WHAT YOU NEED TO DO:
Extract, from the listing that follows, each line containing the word "section".

════════════════════

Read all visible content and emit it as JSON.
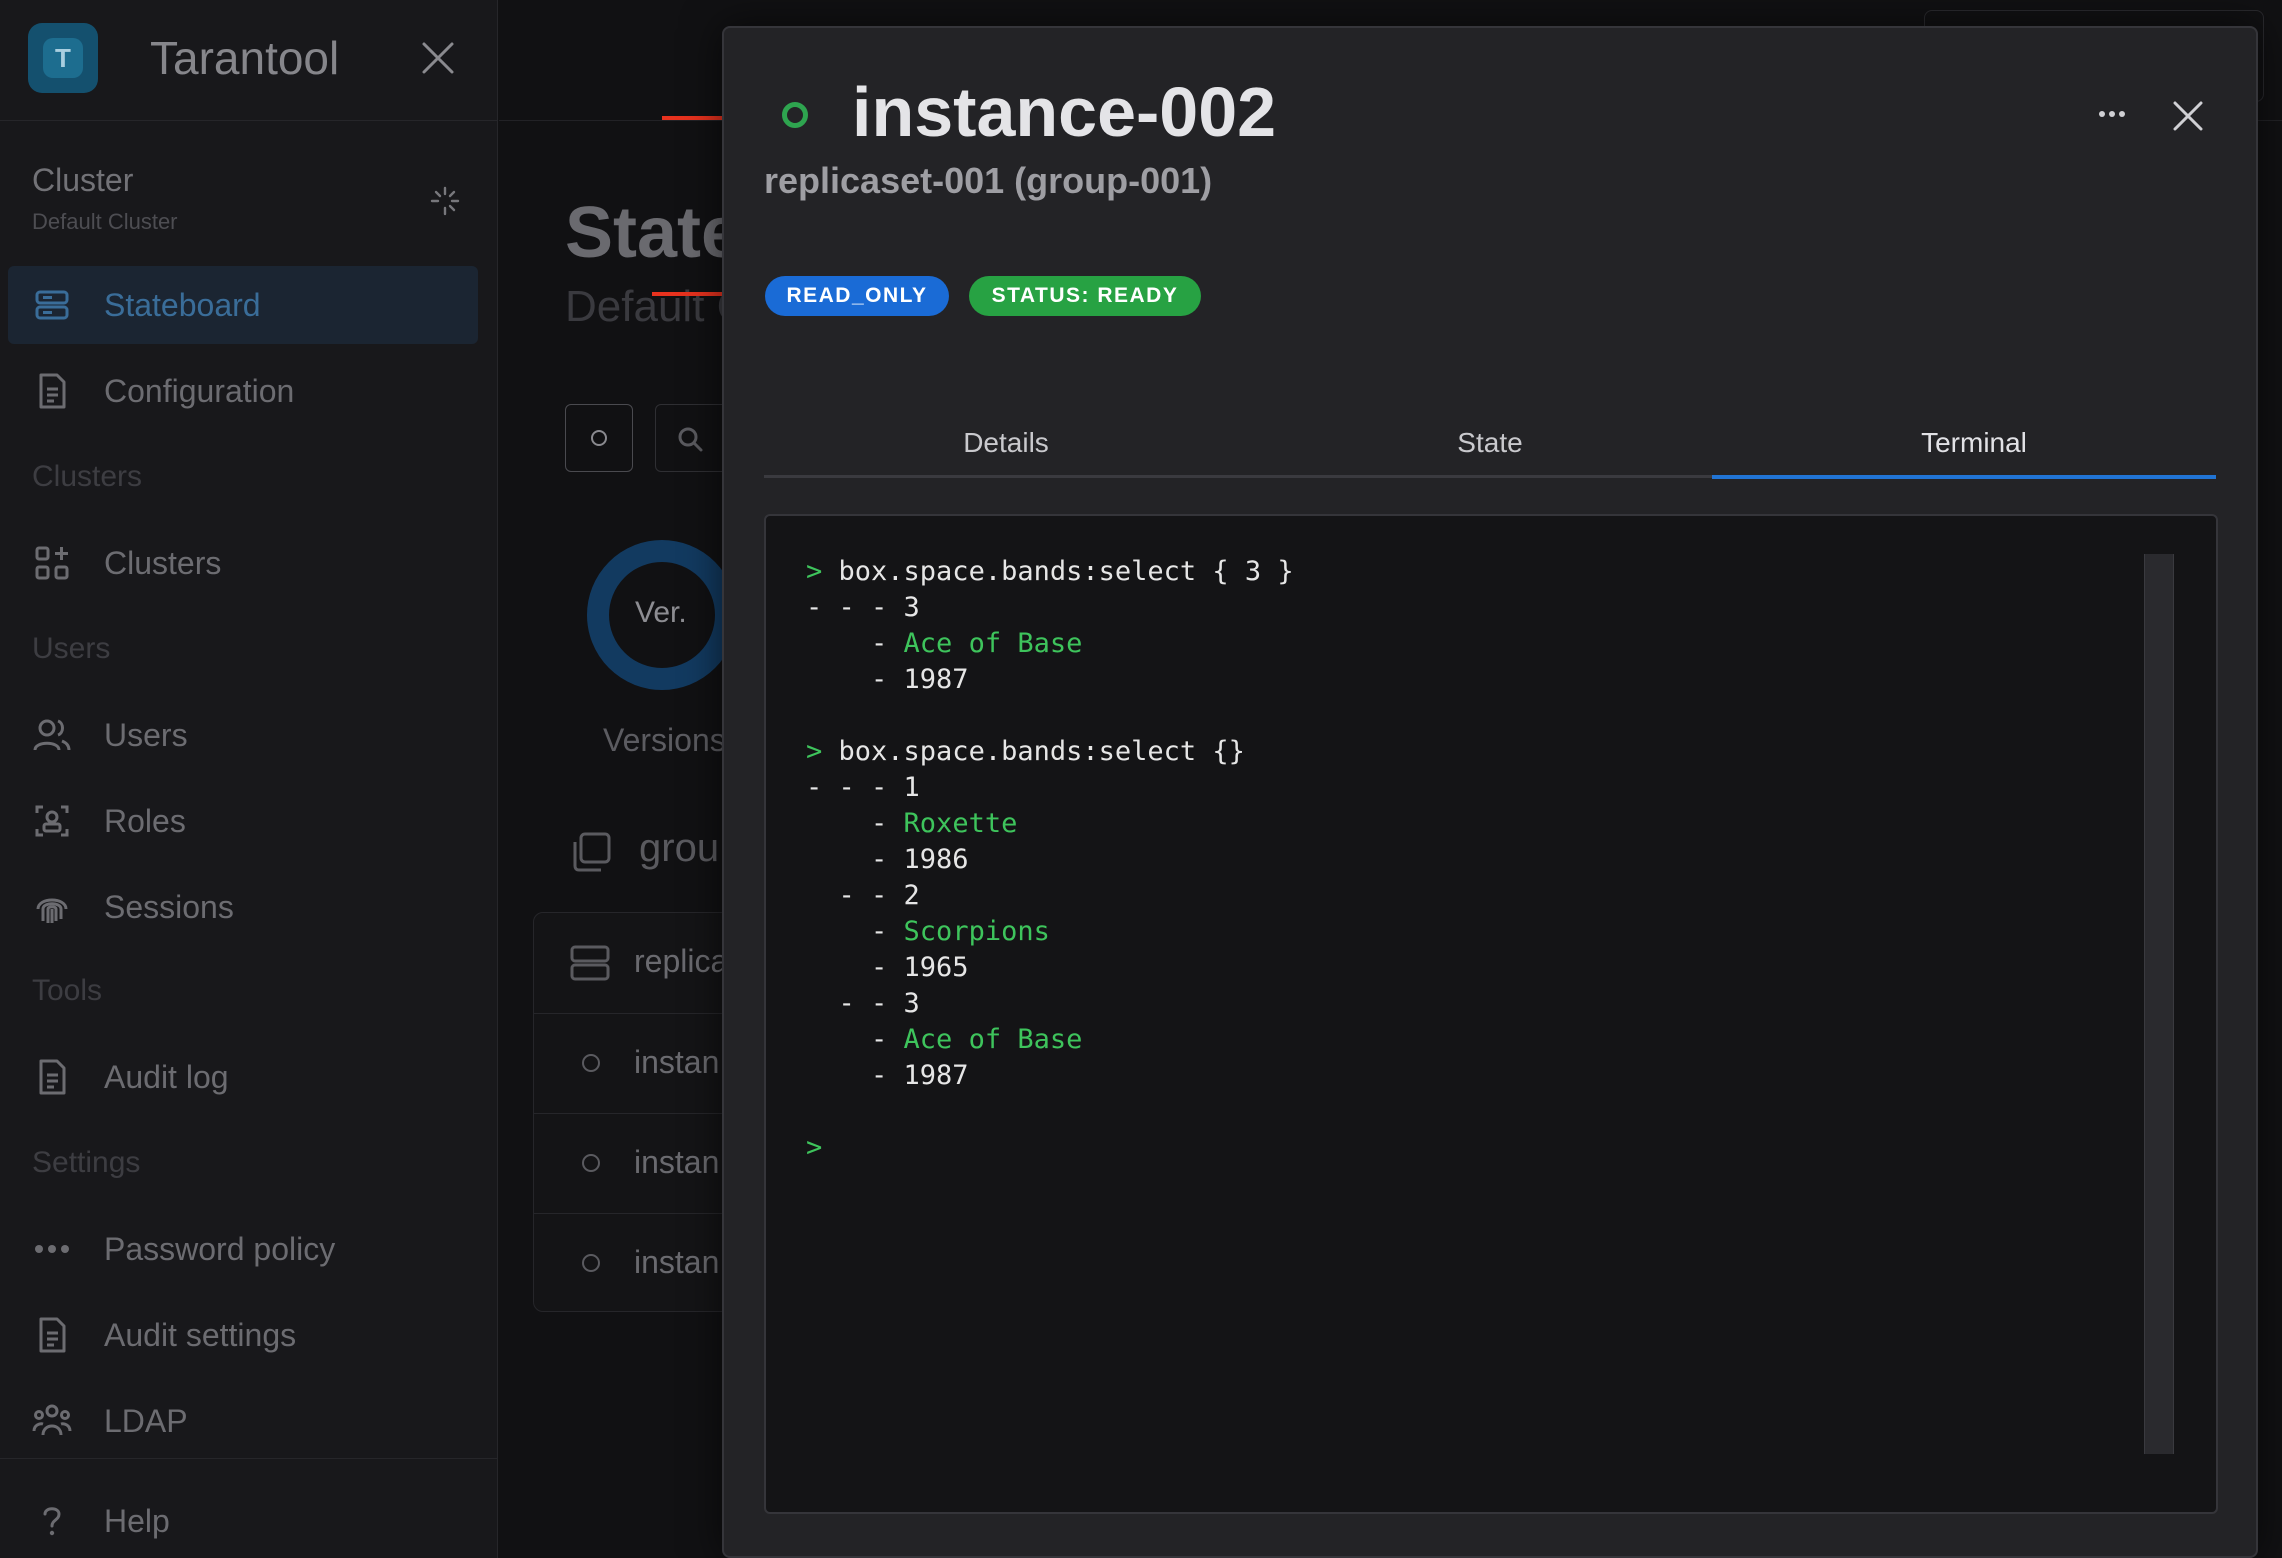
{
  "brand": {
    "name": "Tarantool",
    "logo_letter": "T"
  },
  "cluster": {
    "title": "Cluster",
    "subtitle": "Default Cluster"
  },
  "sidebar": {
    "items": [
      {
        "label": "Stateboard",
        "icon": "server-icon",
        "active": true
      },
      {
        "label": "Configuration",
        "icon": "document-icon"
      },
      {
        "section": "Clusters"
      },
      {
        "label": "Clusters",
        "icon": "widgets-icon"
      },
      {
        "section": "Users"
      },
      {
        "label": "Users",
        "icon": "users-icon"
      },
      {
        "label": "Roles",
        "icon": "role-badge-icon"
      },
      {
        "label": "Sessions",
        "icon": "fingerprint-icon"
      },
      {
        "section": "Tools"
      },
      {
        "label": "Audit log",
        "icon": "document-icon"
      },
      {
        "section": "Settings"
      },
      {
        "label": "Password policy",
        "icon": "password-dots-icon"
      },
      {
        "label": "Audit settings",
        "icon": "document-icon"
      },
      {
        "label": "LDAP",
        "icon": "group-icon"
      }
    ],
    "help": "Help"
  },
  "background_page": {
    "title": "State",
    "subtitle": "Default C",
    "ring_label": "Ver.",
    "versions_label": "Versions",
    "group_label": "grou",
    "rows": [
      "replica",
      "instan",
      "instan",
      "instan"
    ]
  },
  "modal": {
    "instance_name": "instance-002",
    "replicaset": "replicaset-001 (group-001)",
    "badges": {
      "mode": "READ_ONLY",
      "status": "STATUS: READY"
    },
    "tabs": [
      "Details",
      "State",
      "Terminal"
    ],
    "active_tab": "Terminal",
    "colors": {
      "status": "#2ea44f",
      "read_only": "#1a6bd6",
      "ready": "#27a243",
      "accent": "#2174d4"
    }
  },
  "terminal": {
    "lines": [
      {
        "prompt": ">",
        "text": " box.space.bands:select { 3 }"
      },
      {
        "text": "- - - 3"
      },
      {
        "text": "    - ",
        "green": "Ace of Base"
      },
      {
        "text": "    - 1987"
      },
      {
        "text": ""
      },
      {
        "prompt": ">",
        "text": " box.space.bands:select {}"
      },
      {
        "text": "- - - 1"
      },
      {
        "text": "    - ",
        "green": "Roxette"
      },
      {
        "text": "    - 1986"
      },
      {
        "text": "  - - 2"
      },
      {
        "text": "    - ",
        "green": "Scorpions"
      },
      {
        "text": "    - 1965"
      },
      {
        "text": "  - - 3"
      },
      {
        "text": "    - ",
        "green": "Ace of Base"
      },
      {
        "text": "    - 1987"
      },
      {
        "text": ""
      },
      {
        "prompt": ">",
        "text": ""
      }
    ]
  }
}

════════════════════

COMPLETED TASK:
        "section": "Clusters"
        "section": "Users"
        "section": "Tools"
        "section": "Settings"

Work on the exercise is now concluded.